Objective: Set down the material once more, exactly as it appears.

▬▬▬▬▬▬

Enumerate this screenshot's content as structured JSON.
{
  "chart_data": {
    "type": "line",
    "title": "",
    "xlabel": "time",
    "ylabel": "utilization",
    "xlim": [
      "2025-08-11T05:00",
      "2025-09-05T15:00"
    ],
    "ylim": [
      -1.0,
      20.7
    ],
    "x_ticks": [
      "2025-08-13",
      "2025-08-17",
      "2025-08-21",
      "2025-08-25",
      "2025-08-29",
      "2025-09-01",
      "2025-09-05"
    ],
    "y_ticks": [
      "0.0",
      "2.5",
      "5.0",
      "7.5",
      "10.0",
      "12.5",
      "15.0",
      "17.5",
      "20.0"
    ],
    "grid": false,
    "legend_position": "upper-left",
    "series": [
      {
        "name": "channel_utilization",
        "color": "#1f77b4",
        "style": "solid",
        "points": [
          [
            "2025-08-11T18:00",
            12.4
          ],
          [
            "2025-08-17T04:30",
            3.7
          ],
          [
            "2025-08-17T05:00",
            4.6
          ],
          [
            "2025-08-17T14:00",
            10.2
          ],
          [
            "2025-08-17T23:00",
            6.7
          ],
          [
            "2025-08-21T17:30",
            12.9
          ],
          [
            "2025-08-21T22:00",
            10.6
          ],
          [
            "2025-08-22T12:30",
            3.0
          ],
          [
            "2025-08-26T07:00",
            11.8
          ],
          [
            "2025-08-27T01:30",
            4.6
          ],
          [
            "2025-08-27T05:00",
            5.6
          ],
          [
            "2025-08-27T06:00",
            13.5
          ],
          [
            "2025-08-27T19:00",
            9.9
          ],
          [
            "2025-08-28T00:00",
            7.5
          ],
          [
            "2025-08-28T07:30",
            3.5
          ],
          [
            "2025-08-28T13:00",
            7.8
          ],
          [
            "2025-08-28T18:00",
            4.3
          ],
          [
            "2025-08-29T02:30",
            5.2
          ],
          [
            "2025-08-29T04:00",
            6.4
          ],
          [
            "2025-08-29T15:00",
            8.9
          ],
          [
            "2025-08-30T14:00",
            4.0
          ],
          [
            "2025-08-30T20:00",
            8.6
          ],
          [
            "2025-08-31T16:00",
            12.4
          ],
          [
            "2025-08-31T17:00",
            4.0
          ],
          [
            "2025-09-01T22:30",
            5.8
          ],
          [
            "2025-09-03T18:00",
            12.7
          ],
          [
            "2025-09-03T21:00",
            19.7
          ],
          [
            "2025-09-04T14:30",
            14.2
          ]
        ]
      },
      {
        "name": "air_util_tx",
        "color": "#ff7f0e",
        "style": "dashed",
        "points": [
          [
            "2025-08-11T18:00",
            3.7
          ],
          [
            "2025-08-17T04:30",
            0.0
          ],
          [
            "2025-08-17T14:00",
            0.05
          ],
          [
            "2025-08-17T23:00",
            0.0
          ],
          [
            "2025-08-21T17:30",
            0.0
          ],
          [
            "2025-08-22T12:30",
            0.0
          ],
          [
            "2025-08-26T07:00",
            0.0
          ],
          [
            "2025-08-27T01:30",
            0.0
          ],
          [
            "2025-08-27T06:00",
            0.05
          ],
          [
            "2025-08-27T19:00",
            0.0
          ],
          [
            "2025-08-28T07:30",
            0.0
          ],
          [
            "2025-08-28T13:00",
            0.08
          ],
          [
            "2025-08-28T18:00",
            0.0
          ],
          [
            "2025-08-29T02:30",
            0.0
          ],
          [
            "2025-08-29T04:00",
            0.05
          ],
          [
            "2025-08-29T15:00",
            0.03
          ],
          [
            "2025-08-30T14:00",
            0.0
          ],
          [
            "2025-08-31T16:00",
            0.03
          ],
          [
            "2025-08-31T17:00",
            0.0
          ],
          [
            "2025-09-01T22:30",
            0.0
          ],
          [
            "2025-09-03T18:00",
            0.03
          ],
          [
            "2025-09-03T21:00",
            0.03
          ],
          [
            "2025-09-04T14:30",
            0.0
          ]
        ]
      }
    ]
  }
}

▬▬▬▬▬▬

Task answer:
Enumerate this screenshot's content as structured JSON.
{
  "chart_data": {
    "type": "line",
    "title": "",
    "xlabel": "time",
    "ylabel": "utilization",
    "xlim": [
      "2025-08-11T05:00",
      "2025-09-05T15:00"
    ],
    "ylim": [
      -1.0,
      20.7
    ],
    "x_ticks": [
      "2025-08-13",
      "2025-08-17",
      "2025-08-21",
      "2025-08-25",
      "2025-08-29",
      "2025-09-01",
      "2025-09-05"
    ],
    "y_ticks": [
      "0.0",
      "2.5",
      "5.0",
      "7.5",
      "10.0",
      "12.5",
      "15.0",
      "17.5",
      "20.0"
    ],
    "grid": false,
    "legend_position": "upper-left",
    "series": [
      {
        "name": "channel_utilization",
        "color": "#1f77b4",
        "style": "solid",
        "points": [
          [
            "2025-08-11T18:00",
            12.4
          ],
          [
            "2025-08-17T04:30",
            3.7
          ],
          [
            "2025-08-17T05:00",
            4.6
          ],
          [
            "2025-08-17T14:00",
            10.2
          ],
          [
            "2025-08-17T23:00",
            6.7
          ],
          [
            "2025-08-21T17:30",
            12.9
          ],
          [
            "2025-08-21T22:00",
            10.6
          ],
          [
            "2025-08-22T12:30",
            3.0
          ],
          [
            "2025-08-26T07:00",
            11.8
          ],
          [
            "2025-08-27T01:30",
            4.6
          ],
          [
            "2025-08-27T05:00",
            5.6
          ],
          [
            "2025-08-27T06:00",
            13.5
          ],
          [
            "2025-08-27T19:00",
            9.9
          ],
          [
            "2025-08-28T00:00",
            7.5
          ],
          [
            "2025-08-28T07:30",
            3.5
          ],
          [
            "2025-08-28T13:00",
            7.8
          ],
          [
            "2025-08-28T18:00",
            4.3
          ],
          [
            "2025-08-29T02:30",
            5.2
          ],
          [
            "2025-08-29T04:00",
            6.4
          ],
          [
            "2025-08-29T15:00",
            8.9
          ],
          [
            "2025-08-30T14:00",
            4.0
          ],
          [
            "2025-08-30T20:00",
            8.6
          ],
          [
            "2025-08-31T16:00",
            12.4
          ],
          [
            "2025-08-31T17:00",
            4.0
          ],
          [
            "2025-09-01T22:30",
            5.8
          ],
          [
            "2025-09-03T18:00",
            12.7
          ],
          [
            "2025-09-03T21:00",
            19.7
          ],
          [
            "2025-09-04T14:30",
            14.2
          ]
        ]
      },
      {
        "name": "air_util_tx",
        "color": "#ff7f0e",
        "style": "dashed",
        "points": [
          [
            "2025-08-11T18:00",
            3.7
          ],
          [
            "2025-08-17T04:30",
            0.0
          ],
          [
            "2025-08-17T14:00",
            0.05
          ],
          [
            "2025-08-17T23:00",
            0.0
          ],
          [
            "2025-08-21T17:30",
            0.0
          ],
          [
            "2025-08-22T12:30",
            0.0
          ],
          [
            "2025-08-26T07:00",
            0.0
          ],
          [
            "2025-08-27T01:30",
            0.0
          ],
          [
            "2025-08-27T06:00",
            0.05
          ],
          [
            "2025-08-27T19:00",
            0.0
          ],
          [
            "2025-08-28T07:30",
            0.0
          ],
          [
            "2025-08-28T13:00",
            0.08
          ],
          [
            "2025-08-28T18:00",
            0.0
          ],
          [
            "2025-08-29T02:30",
            0.0
          ],
          [
            "2025-08-29T04:00",
            0.05
          ],
          [
            "2025-08-29T15:00",
            0.03
          ],
          [
            "2025-08-30T14:00",
            0.0
          ],
          [
            "2025-08-31T16:00",
            0.03
          ],
          [
            "2025-08-31T17:00",
            0.0
          ],
          [
            "2025-09-01T22:30",
            0.0
          ],
          [
            "2025-09-03T18:00",
            0.03
          ],
          [
            "2025-09-03T21:00",
            0.03
          ],
          [
            "2025-09-04T14:30",
            0.0
          ]
        ]
      }
    ]
  }
}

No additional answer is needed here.